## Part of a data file

——

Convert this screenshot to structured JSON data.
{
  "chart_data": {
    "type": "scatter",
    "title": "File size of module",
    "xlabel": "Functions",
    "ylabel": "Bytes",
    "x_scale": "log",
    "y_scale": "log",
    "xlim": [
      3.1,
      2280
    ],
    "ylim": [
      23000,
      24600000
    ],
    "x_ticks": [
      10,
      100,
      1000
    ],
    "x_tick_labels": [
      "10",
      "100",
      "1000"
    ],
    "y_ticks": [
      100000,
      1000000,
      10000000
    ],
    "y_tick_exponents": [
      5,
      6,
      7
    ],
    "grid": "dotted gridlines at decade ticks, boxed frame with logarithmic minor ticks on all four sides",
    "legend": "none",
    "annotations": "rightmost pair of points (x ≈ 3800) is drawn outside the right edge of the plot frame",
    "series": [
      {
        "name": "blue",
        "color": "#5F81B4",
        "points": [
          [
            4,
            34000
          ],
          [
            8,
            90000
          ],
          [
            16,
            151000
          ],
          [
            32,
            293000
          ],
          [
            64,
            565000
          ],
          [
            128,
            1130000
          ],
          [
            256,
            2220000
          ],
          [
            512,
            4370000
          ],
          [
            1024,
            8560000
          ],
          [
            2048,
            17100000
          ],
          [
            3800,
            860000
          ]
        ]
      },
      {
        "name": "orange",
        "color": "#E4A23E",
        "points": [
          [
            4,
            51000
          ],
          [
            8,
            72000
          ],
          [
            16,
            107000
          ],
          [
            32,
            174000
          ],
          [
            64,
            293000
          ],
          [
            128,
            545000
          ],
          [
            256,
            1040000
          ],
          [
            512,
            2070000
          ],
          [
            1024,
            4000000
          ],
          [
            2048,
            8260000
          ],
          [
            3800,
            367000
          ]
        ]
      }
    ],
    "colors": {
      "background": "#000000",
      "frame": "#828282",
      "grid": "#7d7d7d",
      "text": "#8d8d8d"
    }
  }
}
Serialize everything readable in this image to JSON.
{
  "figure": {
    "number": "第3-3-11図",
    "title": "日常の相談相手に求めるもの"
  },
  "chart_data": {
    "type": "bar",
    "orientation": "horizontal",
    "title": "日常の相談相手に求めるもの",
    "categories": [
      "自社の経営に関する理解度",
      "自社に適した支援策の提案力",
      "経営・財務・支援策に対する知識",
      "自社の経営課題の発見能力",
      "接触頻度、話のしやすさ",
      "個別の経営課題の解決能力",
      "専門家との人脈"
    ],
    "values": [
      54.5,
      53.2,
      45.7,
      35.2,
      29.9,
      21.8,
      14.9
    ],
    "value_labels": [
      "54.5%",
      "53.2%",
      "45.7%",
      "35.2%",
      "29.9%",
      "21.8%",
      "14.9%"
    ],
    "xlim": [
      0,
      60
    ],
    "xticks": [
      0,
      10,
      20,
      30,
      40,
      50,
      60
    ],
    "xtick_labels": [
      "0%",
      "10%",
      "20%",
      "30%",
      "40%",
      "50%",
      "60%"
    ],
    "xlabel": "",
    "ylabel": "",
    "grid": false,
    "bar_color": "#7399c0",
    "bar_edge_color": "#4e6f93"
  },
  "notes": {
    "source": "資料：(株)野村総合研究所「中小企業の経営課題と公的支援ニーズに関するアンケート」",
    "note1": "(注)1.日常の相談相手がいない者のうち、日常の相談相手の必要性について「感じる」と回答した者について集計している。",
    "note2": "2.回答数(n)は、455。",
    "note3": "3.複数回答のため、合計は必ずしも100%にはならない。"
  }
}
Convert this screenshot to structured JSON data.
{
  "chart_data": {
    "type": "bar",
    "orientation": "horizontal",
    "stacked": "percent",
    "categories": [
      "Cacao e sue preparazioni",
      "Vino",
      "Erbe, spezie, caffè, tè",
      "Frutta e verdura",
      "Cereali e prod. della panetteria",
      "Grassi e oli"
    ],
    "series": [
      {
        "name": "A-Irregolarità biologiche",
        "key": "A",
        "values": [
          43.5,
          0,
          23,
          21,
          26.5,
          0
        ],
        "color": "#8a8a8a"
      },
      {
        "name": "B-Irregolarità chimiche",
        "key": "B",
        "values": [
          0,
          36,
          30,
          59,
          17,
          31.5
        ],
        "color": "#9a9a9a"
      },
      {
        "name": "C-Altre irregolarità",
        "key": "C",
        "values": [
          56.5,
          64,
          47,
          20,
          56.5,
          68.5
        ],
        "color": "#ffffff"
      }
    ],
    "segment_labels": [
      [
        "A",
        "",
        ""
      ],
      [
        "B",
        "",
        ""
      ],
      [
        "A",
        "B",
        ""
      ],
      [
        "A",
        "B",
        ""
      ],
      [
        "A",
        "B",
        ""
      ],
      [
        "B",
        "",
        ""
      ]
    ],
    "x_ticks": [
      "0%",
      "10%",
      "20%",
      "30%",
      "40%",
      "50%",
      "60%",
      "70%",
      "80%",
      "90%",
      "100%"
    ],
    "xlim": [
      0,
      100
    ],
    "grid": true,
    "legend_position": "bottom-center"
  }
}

——

## Direction
Output all of the data again. Match it exactly.

## Reply to the task
Convert this screenshot to structured JSON data.
{
  "chart_data": {
    "type": "scatter",
    "title": "File size of module",
    "xlabel": "Functions",
    "ylabel": "Bytes",
    "x_scale": "log",
    "y_scale": "log",
    "xlim": [
      3.1,
      2280
    ],
    "ylim": [
      23000,
      24600000
    ],
    "x_ticks": [
      10,
      100,
      1000
    ],
    "x_tick_labels": [
      "10",
      "100",
      "1000"
    ],
    "y_ticks": [
      100000,
      1000000,
      10000000
    ],
    "y_tick_exponents": [
      5,
      6,
      7
    ],
    "grid": "dotted gridlines at decade ticks, boxed frame with logarithmic minor ticks on all four sides",
    "legend": "none",
    "annotations": "rightmost pair of points (x ≈ 3800) is drawn outside the right edge of the plot frame",
    "series": [
      {
        "name": "blue",
        "color": "#5F81B4",
        "points": [
          [
            4,
            34000
          ],
          [
            8,
            90000
          ],
          [
            16,
            151000
          ],
          [
            32,
            293000
          ],
          [
            64,
            565000
          ],
          [
            128,
            1130000
          ],
          [
            256,
            2220000
          ],
          [
            512,
            4370000
          ],
          [
            1024,
            8560000
          ],
          [
            2048,
            17100000
          ],
          [
            3800,
            860000
          ]
        ]
      },
      {
        "name": "orange",
        "color": "#E4A23E",
        "points": [
          [
            4,
            51000
          ],
          [
            8,
            72000
          ],
          [
            16,
            107000
          ],
          [
            32,
            174000
          ],
          [
            64,
            293000
          ],
          [
            128,
            545000
          ],
          [
            256,
            1040000
          ],
          [
            512,
            2070000
          ],
          [
            1024,
            4000000
          ],
          [
            2048,
            8260000
          ],
          [
            3800,
            367000
          ]
        ]
      }
    ],
    "colors": {
      "background": "#000000",
      "frame": "#828282",
      "grid": "#7d7d7d",
      "text": "#8d8d8d"
    }
  }
}
Serialize everything readable in this image to JSON.
{
  "figure": {
    "number": "第3-3-11図",
    "title": "日常の相談相手に求めるもの"
  },
  "chart_data": {
    "type": "bar",
    "orientation": "horizontal",
    "title": "日常の相談相手に求めるもの",
    "categories": [
      "自社の経営に関する理解度",
      "自社に適した支援策の提案力",
      "経営・財務・支援策に対する知識",
      "自社の経営課題の発見能力",
      "接触頻度、話のしやすさ",
      "個別の経営課題の解決能力",
      "専門家との人脈"
    ],
    "values": [
      54.5,
      53.2,
      45.7,
      35.2,
      29.9,
      21.8,
      14.9
    ],
    "value_labels": [
      "54.5%",
      "53.2%",
      "45.7%",
      "35.2%",
      "29.9%",
      "21.8%",
      "14.9%"
    ],
    "xlim": [
      0,
      60
    ],
    "xticks": [
      0,
      10,
      20,
      30,
      40,
      50,
      60
    ],
    "xtick_labels": [
      "0%",
      "10%",
      "20%",
      "30%",
      "40%",
      "50%",
      "60%"
    ],
    "xlabel": "",
    "ylabel": "",
    "grid": false,
    "bar_color": "#7399c0",
    "bar_edge_color": "#4e6f93"
  },
  "notes": {
    "source": "資料：(株)野村総合研究所「中小企業の経営課題と公的支援ニーズに関するアンケート」",
    "note1": "(注)1.日常の相談相手がいない者のうち、日常の相談相手の必要性について「感じる」と回答した者について集計している。",
    "note2": "2.回答数(n)は、455。",
    "note3": "3.複数回答のため、合計は必ずしも100%にはならない。"
  }
}
Convert this screenshot to structured JSON data.
{
  "chart_data": {
    "type": "bar",
    "orientation": "horizontal",
    "stacked": "percent",
    "categories": [
      "Cacao e sue preparazioni",
      "Vino",
      "Erbe, spezie, caffè, tè",
      "Frutta e verdura",
      "Cereali e prod. della panetteria",
      "Grassi e oli"
    ],
    "series": [
      {
        "name": "A-Irregolarità biologiche",
        "key": "A",
        "values": [
          43.5,
          0,
          23,
          21,
          26.5,
          0
        ],
        "color": "#8a8a8a"
      },
      {
        "name": "B-Irregolarità chimiche",
        "key": "B",
        "values": [
          0,
          36,
          30,
          59,
          17,
          31.5
        ],
        "color": "#9a9a9a"
      },
      {
        "name": "C-Altre irregolarità",
        "key": "C",
        "values": [
          56.5,
          64,
          47,
          20,
          56.5,
          68.5
        ],
        "color": "#ffffff"
      }
    ],
    "segment_labels": [
      [
        "A",
        "",
        ""
      ],
      [
        "B",
        "",
        ""
      ],
      [
        "A",
        "B",
        ""
      ],
      [
        "A",
        "B",
        ""
      ],
      [
        "A",
        "B",
        ""
      ],
      [
        "B",
        "",
        ""
      ]
    ],
    "x_ticks": [
      "0%",
      "10%",
      "20%",
      "30%",
      "40%",
      "50%",
      "60%",
      "70%",
      "80%",
      "90%",
      "100%"
    ],
    "xlim": [
      0,
      100
    ],
    "grid": true,
    "legend_position": "bottom-center"
  }
}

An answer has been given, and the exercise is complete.